YOUR INSTRUCTIONS: Return the entries verbatim and drop every picture.

•••

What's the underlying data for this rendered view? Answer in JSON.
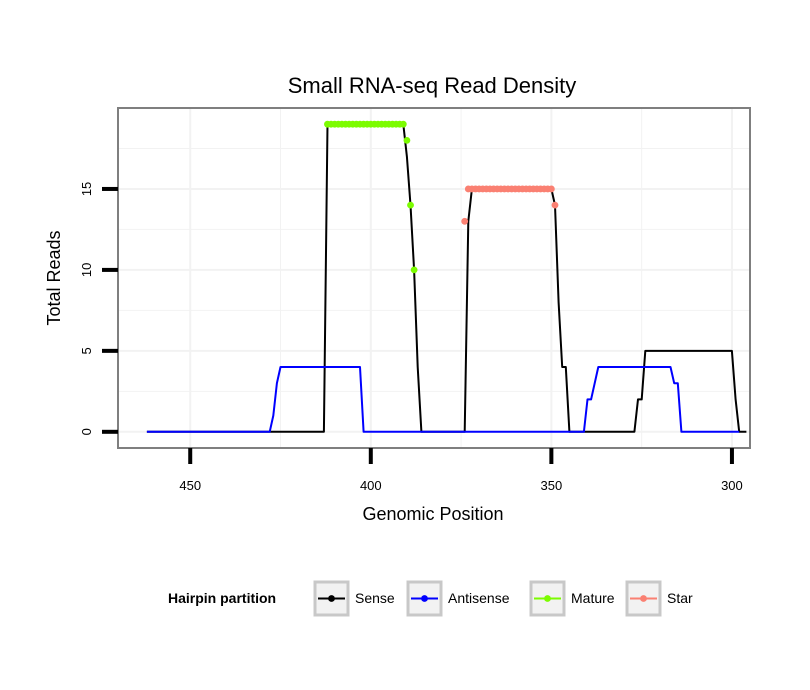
{
  "chart_data": {
    "type": "line",
    "title": "Small RNA-seq Read Density",
    "xlabel": "Genomic Position",
    "ylabel": "Total Reads",
    "xlim": [
      470,
      295
    ],
    "ylim": [
      -1,
      20
    ],
    "x_reversed": true,
    "xticks": [
      450,
      400,
      350,
      300
    ],
    "xtick_labels": [
      "450",
      "400",
      "350",
      "300"
    ],
    "yticks": [
      0,
      5,
      10,
      15
    ],
    "ytick_labels": [
      "0",
      "5",
      "10",
      "15"
    ],
    "grid": true,
    "legend": {
      "title": "Hairpin partition",
      "placement": "bottom",
      "entries": [
        {
          "label": "Sense",
          "color": "#000000"
        },
        {
          "label": "Antisense",
          "color": "#0000ff"
        },
        {
          "label": "Mature",
          "color": "#7cfc00"
        },
        {
          "label": "Star",
          "color": "#fa8072"
        }
      ]
    },
    "series": [
      {
        "name": "Sense",
        "color": "#000000",
        "points": [
          [
            462,
            0
          ],
          [
            413,
            0
          ],
          [
            412,
            19
          ],
          [
            391,
            19
          ],
          [
            390,
            17
          ],
          [
            389,
            14
          ],
          [
            388,
            10
          ],
          [
            387,
            4
          ],
          [
            386,
            0
          ],
          [
            374,
            0
          ],
          [
            373,
            13
          ],
          [
            372,
            15
          ],
          [
            350,
            15
          ],
          [
            349,
            14
          ],
          [
            348,
            8
          ],
          [
            347,
            4
          ],
          [
            346,
            4
          ],
          [
            345,
            0
          ],
          [
            327,
            0
          ],
          [
            326,
            2
          ],
          [
            325,
            2
          ],
          [
            324,
            5
          ],
          [
            300,
            5
          ],
          [
            299,
            2
          ],
          [
            298,
            0
          ],
          [
            296,
            0
          ]
        ]
      },
      {
        "name": "Antisense",
        "color": "#0000ff",
        "points": [
          [
            462,
            0
          ],
          [
            428,
            0
          ],
          [
            427,
            1
          ],
          [
            426,
            3
          ],
          [
            425,
            4
          ],
          [
            403,
            4
          ],
          [
            402,
            0
          ],
          [
            341,
            0
          ],
          [
            340,
            2
          ],
          [
            339,
            2
          ],
          [
            338,
            3
          ],
          [
            337,
            4
          ],
          [
            317,
            4
          ],
          [
            316,
            3
          ],
          [
            315,
            3
          ],
          [
            314,
            0
          ],
          [
            298,
            0
          ]
        ]
      },
      {
        "name": "Mature",
        "color": "#7cfc00",
        "dots": [
          [
            412,
            19
          ],
          [
            411,
            19
          ],
          [
            410,
            19
          ],
          [
            409,
            19
          ],
          [
            408,
            19
          ],
          [
            407,
            19
          ],
          [
            406,
            19
          ],
          [
            405,
            19
          ],
          [
            404,
            19
          ],
          [
            403,
            19
          ],
          [
            402,
            19
          ],
          [
            401,
            19
          ],
          [
            400,
            19
          ],
          [
            399,
            19
          ],
          [
            398,
            19
          ],
          [
            397,
            19
          ],
          [
            396,
            19
          ],
          [
            395,
            19
          ],
          [
            394,
            19
          ],
          [
            393,
            19
          ],
          [
            392,
            19
          ],
          [
            391,
            19
          ],
          [
            390,
            18
          ],
          [
            389,
            14
          ],
          [
            388,
            10
          ]
        ]
      },
      {
        "name": "Star",
        "color": "#fa8072",
        "dots": [
          [
            374,
            13
          ],
          [
            373,
            15
          ],
          [
            372,
            15
          ],
          [
            371,
            15
          ],
          [
            370,
            15
          ],
          [
            369,
            15
          ],
          [
            368,
            15
          ],
          [
            367,
            15
          ],
          [
            366,
            15
          ],
          [
            365,
            15
          ],
          [
            364,
            15
          ],
          [
            363,
            15
          ],
          [
            362,
            15
          ],
          [
            361,
            15
          ],
          [
            360,
            15
          ],
          [
            359,
            15
          ],
          [
            358,
            15
          ],
          [
            357,
            15
          ],
          [
            356,
            15
          ],
          [
            355,
            15
          ],
          [
            354,
            15
          ],
          [
            353,
            15
          ],
          [
            352,
            15
          ],
          [
            351,
            15
          ],
          [
            350,
            15
          ],
          [
            349,
            14
          ]
        ]
      }
    ]
  }
}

•••

EXERCISE RESULT:
What's the underlying data for this rendered view? Answer in JSON.
{
  "chart_data": {
    "type": "line",
    "title": "Small RNA-seq Read Density",
    "xlabel": "Genomic Position",
    "ylabel": "Total Reads",
    "xlim": [
      470,
      295
    ],
    "ylim": [
      -1,
      20
    ],
    "x_reversed": true,
    "xticks": [
      450,
      400,
      350,
      300
    ],
    "xtick_labels": [
      "450",
      "400",
      "350",
      "300"
    ],
    "yticks": [
      0,
      5,
      10,
      15
    ],
    "ytick_labels": [
      "0",
      "5",
      "10",
      "15"
    ],
    "grid": true,
    "legend": {
      "title": "Hairpin partition",
      "placement": "bottom",
      "entries": [
        {
          "label": "Sense",
          "color": "#000000"
        },
        {
          "label": "Antisense",
          "color": "#0000ff"
        },
        {
          "label": "Mature",
          "color": "#7cfc00"
        },
        {
          "label": "Star",
          "color": "#fa8072"
        }
      ]
    },
    "series": [
      {
        "name": "Sense",
        "color": "#000000",
        "points": [
          [
            462,
            0
          ],
          [
            413,
            0
          ],
          [
            412,
            19
          ],
          [
            391,
            19
          ],
          [
            390,
            17
          ],
          [
            389,
            14
          ],
          [
            388,
            10
          ],
          [
            387,
            4
          ],
          [
            386,
            0
          ],
          [
            374,
            0
          ],
          [
            373,
            13
          ],
          [
            372,
            15
          ],
          [
            350,
            15
          ],
          [
            349,
            14
          ],
          [
            348,
            8
          ],
          [
            347,
            4
          ],
          [
            346,
            4
          ],
          [
            345,
            0
          ],
          [
            327,
            0
          ],
          [
            326,
            2
          ],
          [
            325,
            2
          ],
          [
            324,
            5
          ],
          [
            300,
            5
          ],
          [
            299,
            2
          ],
          [
            298,
            0
          ],
          [
            296,
            0
          ]
        ]
      },
      {
        "name": "Antisense",
        "color": "#0000ff",
        "points": [
          [
            462,
            0
          ],
          [
            428,
            0
          ],
          [
            427,
            1
          ],
          [
            426,
            3
          ],
          [
            425,
            4
          ],
          [
            403,
            4
          ],
          [
            402,
            0
          ],
          [
            341,
            0
          ],
          [
            340,
            2
          ],
          [
            339,
            2
          ],
          [
            338,
            3
          ],
          [
            337,
            4
          ],
          [
            317,
            4
          ],
          [
            316,
            3
          ],
          [
            315,
            3
          ],
          [
            314,
            0
          ],
          [
            298,
            0
          ]
        ]
      },
      {
        "name": "Mature",
        "color": "#7cfc00",
        "dots": [
          [
            412,
            19
          ],
          [
            411,
            19
          ],
          [
            410,
            19
          ],
          [
            409,
            19
          ],
          [
            408,
            19
          ],
          [
            407,
            19
          ],
          [
            406,
            19
          ],
          [
            405,
            19
          ],
          [
            404,
            19
          ],
          [
            403,
            19
          ],
          [
            402,
            19
          ],
          [
            401,
            19
          ],
          [
            400,
            19
          ],
          [
            399,
            19
          ],
          [
            398,
            19
          ],
          [
            397,
            19
          ],
          [
            396,
            19
          ],
          [
            395,
            19
          ],
          [
            394,
            19
          ],
          [
            393,
            19
          ],
          [
            392,
            19
          ],
          [
            391,
            19
          ],
          [
            390,
            18
          ],
          [
            389,
            14
          ],
          [
            388,
            10
          ]
        ]
      },
      {
        "name": "Star",
        "color": "#fa8072",
        "dots": [
          [
            374,
            13
          ],
          [
            373,
            15
          ],
          [
            372,
            15
          ],
          [
            371,
            15
          ],
          [
            370,
            15
          ],
          [
            369,
            15
          ],
          [
            368,
            15
          ],
          [
            367,
            15
          ],
          [
            366,
            15
          ],
          [
            365,
            15
          ],
          [
            364,
            15
          ],
          [
            363,
            15
          ],
          [
            362,
            15
          ],
          [
            361,
            15
          ],
          [
            360,
            15
          ],
          [
            359,
            15
          ],
          [
            358,
            15
          ],
          [
            357,
            15
          ],
          [
            356,
            15
          ],
          [
            355,
            15
          ],
          [
            354,
            15
          ],
          [
            353,
            15
          ],
          [
            352,
            15
          ],
          [
            351,
            15
          ],
          [
            350,
            15
          ],
          [
            349,
            14
          ]
        ]
      }
    ]
  }
}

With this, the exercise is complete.